→ **Data excerpts**
⟨

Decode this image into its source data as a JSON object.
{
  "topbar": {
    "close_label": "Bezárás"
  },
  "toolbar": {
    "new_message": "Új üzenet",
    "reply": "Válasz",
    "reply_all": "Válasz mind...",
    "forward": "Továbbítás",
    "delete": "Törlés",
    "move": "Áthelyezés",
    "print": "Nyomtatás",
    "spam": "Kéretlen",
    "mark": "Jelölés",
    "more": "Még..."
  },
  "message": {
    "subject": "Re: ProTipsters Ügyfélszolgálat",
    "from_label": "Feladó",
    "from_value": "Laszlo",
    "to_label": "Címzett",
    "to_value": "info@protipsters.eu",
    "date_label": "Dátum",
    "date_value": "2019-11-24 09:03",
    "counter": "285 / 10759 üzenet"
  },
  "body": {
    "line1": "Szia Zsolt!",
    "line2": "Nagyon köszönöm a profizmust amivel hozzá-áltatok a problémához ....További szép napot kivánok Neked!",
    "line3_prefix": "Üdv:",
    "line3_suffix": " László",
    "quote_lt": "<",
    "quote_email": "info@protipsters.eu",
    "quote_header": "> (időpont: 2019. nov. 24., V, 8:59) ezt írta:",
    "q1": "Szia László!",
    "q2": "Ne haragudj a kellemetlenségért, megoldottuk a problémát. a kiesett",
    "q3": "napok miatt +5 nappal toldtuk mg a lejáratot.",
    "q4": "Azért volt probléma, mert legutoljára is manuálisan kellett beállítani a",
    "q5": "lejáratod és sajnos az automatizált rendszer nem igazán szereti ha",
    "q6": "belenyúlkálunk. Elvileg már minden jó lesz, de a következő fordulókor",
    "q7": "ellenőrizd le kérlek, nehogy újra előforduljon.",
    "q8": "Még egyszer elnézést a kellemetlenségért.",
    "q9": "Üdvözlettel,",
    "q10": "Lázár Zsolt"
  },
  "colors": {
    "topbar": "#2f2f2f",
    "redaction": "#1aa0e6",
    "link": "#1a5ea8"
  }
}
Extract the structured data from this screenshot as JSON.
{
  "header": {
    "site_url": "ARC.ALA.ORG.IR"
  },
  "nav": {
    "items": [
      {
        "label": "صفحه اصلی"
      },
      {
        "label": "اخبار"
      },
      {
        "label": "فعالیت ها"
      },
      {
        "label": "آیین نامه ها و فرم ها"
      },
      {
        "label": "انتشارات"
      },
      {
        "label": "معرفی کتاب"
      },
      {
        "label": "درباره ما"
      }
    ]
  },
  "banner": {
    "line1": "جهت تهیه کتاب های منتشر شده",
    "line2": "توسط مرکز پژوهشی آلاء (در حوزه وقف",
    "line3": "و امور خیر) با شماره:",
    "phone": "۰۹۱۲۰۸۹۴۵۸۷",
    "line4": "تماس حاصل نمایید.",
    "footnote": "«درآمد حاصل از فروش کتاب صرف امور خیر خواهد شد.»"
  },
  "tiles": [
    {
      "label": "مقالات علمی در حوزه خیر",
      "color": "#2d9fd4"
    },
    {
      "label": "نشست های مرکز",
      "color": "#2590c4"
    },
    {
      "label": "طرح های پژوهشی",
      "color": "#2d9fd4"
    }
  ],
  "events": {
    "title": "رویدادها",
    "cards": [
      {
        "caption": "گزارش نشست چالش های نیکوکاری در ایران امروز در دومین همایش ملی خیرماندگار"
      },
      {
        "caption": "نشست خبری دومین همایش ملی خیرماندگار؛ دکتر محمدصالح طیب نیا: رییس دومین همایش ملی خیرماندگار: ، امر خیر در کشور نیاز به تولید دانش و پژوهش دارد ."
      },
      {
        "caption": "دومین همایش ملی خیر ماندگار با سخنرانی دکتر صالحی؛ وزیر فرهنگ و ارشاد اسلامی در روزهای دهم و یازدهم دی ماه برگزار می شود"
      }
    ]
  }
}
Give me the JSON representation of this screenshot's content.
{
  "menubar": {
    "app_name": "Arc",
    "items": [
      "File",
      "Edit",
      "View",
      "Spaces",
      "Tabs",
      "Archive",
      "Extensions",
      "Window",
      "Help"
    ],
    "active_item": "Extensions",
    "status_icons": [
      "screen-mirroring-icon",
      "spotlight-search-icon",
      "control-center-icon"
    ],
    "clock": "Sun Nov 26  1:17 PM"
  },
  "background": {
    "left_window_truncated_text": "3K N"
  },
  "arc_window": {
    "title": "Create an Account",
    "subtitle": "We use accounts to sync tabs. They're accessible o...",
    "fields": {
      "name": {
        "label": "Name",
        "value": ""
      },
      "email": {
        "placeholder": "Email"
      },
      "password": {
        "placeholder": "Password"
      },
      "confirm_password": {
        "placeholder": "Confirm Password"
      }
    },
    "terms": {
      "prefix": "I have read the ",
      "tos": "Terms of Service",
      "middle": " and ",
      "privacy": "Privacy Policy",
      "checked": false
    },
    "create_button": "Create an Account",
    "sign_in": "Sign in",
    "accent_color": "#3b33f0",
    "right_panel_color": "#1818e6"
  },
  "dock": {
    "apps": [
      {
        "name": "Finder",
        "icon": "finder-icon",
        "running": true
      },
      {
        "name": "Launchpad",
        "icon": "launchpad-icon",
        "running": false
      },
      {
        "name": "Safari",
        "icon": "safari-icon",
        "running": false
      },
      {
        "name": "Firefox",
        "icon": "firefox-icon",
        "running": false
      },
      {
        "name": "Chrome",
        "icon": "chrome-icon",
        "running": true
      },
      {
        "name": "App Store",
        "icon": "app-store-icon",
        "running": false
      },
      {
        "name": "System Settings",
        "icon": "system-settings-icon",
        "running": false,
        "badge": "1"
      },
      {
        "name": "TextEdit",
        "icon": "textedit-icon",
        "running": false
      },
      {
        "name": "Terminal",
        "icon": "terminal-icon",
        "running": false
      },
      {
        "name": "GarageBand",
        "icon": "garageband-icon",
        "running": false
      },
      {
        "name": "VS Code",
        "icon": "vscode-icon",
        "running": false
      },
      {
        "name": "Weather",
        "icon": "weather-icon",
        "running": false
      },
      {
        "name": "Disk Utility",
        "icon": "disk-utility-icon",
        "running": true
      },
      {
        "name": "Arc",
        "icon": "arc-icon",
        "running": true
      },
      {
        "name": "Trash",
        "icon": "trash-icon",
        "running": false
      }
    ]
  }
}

⟩

→ **PROBLEM**
Write out the listing once more, matching it exactly.

→ **SOLUTION TO THIS TASK**
Decode this image into its source data as a JSON object.
{
  "topbar": {
    "close_label": "Bezárás"
  },
  "toolbar": {
    "new_message": "Új üzenet",
    "reply": "Válasz",
    "reply_all": "Válasz mind...",
    "forward": "Továbbítás",
    "delete": "Törlés",
    "move": "Áthelyezés",
    "print": "Nyomtatás",
    "spam": "Kéretlen",
    "mark": "Jelölés",
    "more": "Még..."
  },
  "message": {
    "subject": "Re: ProTipsters Ügyfélszolgálat",
    "from_label": "Feladó",
    "from_value": "Laszlo",
    "to_label": "Címzett",
    "to_value": "info@protipsters.eu",
    "date_label": "Dátum",
    "date_value": "2019-11-24 09:03",
    "counter": "285 / 10759 üzenet"
  },
  "body": {
    "line1": "Szia Zsolt!",
    "line2": "Nagyon köszönöm a profizmust amivel hozzá-áltatok a problémához ....További szép napot kivánok Neked!",
    "line3_prefix": "Üdv:",
    "line3_suffix": " László",
    "quote_lt": "<",
    "quote_email": "info@protipsters.eu",
    "quote_header": "> (időpont: 2019. nov. 24., V, 8:59) ezt írta:",
    "q1": "Szia László!",
    "q2": "Ne haragudj a kellemetlenségért, megoldottuk a problémát. a kiesett",
    "q3": "napok miatt +5 nappal toldtuk mg a lejáratot.",
    "q4": "Azért volt probléma, mert legutoljára is manuálisan kellett beállítani a",
    "q5": "lejáratod és sajnos az automatizált rendszer nem igazán szereti ha",
    "q6": "belenyúlkálunk. Elvileg már minden jó lesz, de a következő fordulókor",
    "q7": "ellenőrizd le kérlek, nehogy újra előforduljon.",
    "q8": "Még egyszer elnézést a kellemetlenségért.",
    "q9": "Üdvözlettel,",
    "q10": "Lázár Zsolt"
  },
  "colors": {
    "topbar": "#2f2f2f",
    "redaction": "#1aa0e6",
    "link": "#1a5ea8"
  }
}
Extract the structured data from this screenshot as JSON.
{
  "header": {
    "site_url": "ARC.ALA.ORG.IR"
  },
  "nav": {
    "items": [
      {
        "label": "صفحه اصلی"
      },
      {
        "label": "اخبار"
      },
      {
        "label": "فعالیت ها"
      },
      {
        "label": "آیین نامه ها و فرم ها"
      },
      {
        "label": "انتشارات"
      },
      {
        "label": "معرفی کتاب"
      },
      {
        "label": "درباره ما"
      }
    ]
  },
  "banner": {
    "line1": "جهت تهیه کتاب های منتشر شده",
    "line2": "توسط مرکز پژوهشی آلاء (در حوزه وقف",
    "line3": "و امور خیر) با شماره:",
    "phone": "۰۹۱۲۰۸۹۴۵۸۷",
    "line4": "تماس حاصل نمایید.",
    "footnote": "«درآمد حاصل از فروش کتاب صرف امور خیر خواهد شد.»"
  },
  "tiles": [
    {
      "label": "مقالات علمی در حوزه خیر",
      "color": "#2d9fd4"
    },
    {
      "label": "نشست های مرکز",
      "color": "#2590c4"
    },
    {
      "label": "طرح های پژوهشی",
      "color": "#2d9fd4"
    }
  ],
  "events": {
    "title": "رویدادها",
    "cards": [
      {
        "caption": "گزارش نشست چالش های نیکوکاری در ایران امروز در دومین همایش ملی خیرماندگار"
      },
      {
        "caption": "نشست خبری دومین همایش ملی خیرماندگار؛ دکتر محمدصالح طیب نیا: رییس دومین همایش ملی خیرماندگار: ، امر خیر در کشور نیاز به تولید دانش و پژوهش دارد ."
      },
      {
        "caption": "دومین همایش ملی خیر ماندگار با سخنرانی دکتر صالحی؛ وزیر فرهنگ و ارشاد اسلامی در روزهای دهم و یازدهم دی ماه برگزار می شود"
      }
    ]
  }
}
Give me the JSON representation of this screenshot's content.
{
  "menubar": {
    "app_name": "Arc",
    "items": [
      "File",
      "Edit",
      "View",
      "Spaces",
      "Tabs",
      "Archive",
      "Extensions",
      "Window",
      "Help"
    ],
    "active_item": "Extensions",
    "status_icons": [
      "screen-mirroring-icon",
      "spotlight-search-icon",
      "control-center-icon"
    ],
    "clock": "Sun Nov 26  1:17 PM"
  },
  "background": {
    "left_window_truncated_text": "3K N"
  },
  "arc_window": {
    "title": "Create an Account",
    "subtitle": "We use accounts to sync tabs. They're accessible o...",
    "fields": {
      "name": {
        "label": "Name",
        "value": ""
      },
      "email": {
        "placeholder": "Email"
      },
      "password": {
        "placeholder": "Password"
      },
      "confirm_password": {
        "placeholder": "Confirm Password"
      }
    },
    "terms": {
      "prefix": "I have read the ",
      "tos": "Terms of Service",
      "middle": " and ",
      "privacy": "Privacy Policy",
      "checked": false
    },
    "create_button": "Create an Account",
    "sign_in": "Sign in",
    "accent_color": "#3b33f0",
    "right_panel_color": "#1818e6"
  },
  "dock": {
    "apps": [
      {
        "name": "Finder",
        "icon": "finder-icon",
        "running": true
      },
      {
        "name": "Launchpad",
        "icon": "launchpad-icon",
        "running": false
      },
      {
        "name": "Safari",
        "icon": "safari-icon",
        "running": false
      },
      {
        "name": "Firefox",
        "icon": "firefox-icon",
        "running": false
      },
      {
        "name": "Chrome",
        "icon": "chrome-icon",
        "running": true
      },
      {
        "name": "App Store",
        "icon": "app-store-icon",
        "running": false
      },
      {
        "name": "System Settings",
        "icon": "system-settings-icon",
        "running": false,
        "badge": "1"
      },
      {
        "name": "TextEdit",
        "icon": "textedit-icon",
        "running": false
      },
      {
        "name": "Terminal",
        "icon": "terminal-icon",
        "running": false
      },
      {
        "name": "GarageBand",
        "icon": "garageband-icon",
        "running": false
      },
      {
        "name": "VS Code",
        "icon": "vscode-icon",
        "running": false
      },
      {
        "name": "Weather",
        "icon": "weather-icon",
        "running": false
      },
      {
        "name": "Disk Utility",
        "icon": "disk-utility-icon",
        "running": true
      },
      {
        "name": "Arc",
        "icon": "arc-icon",
        "running": true
      },
      {
        "name": "Trash",
        "icon": "trash-icon",
        "running": false
      }
    ]
  }
}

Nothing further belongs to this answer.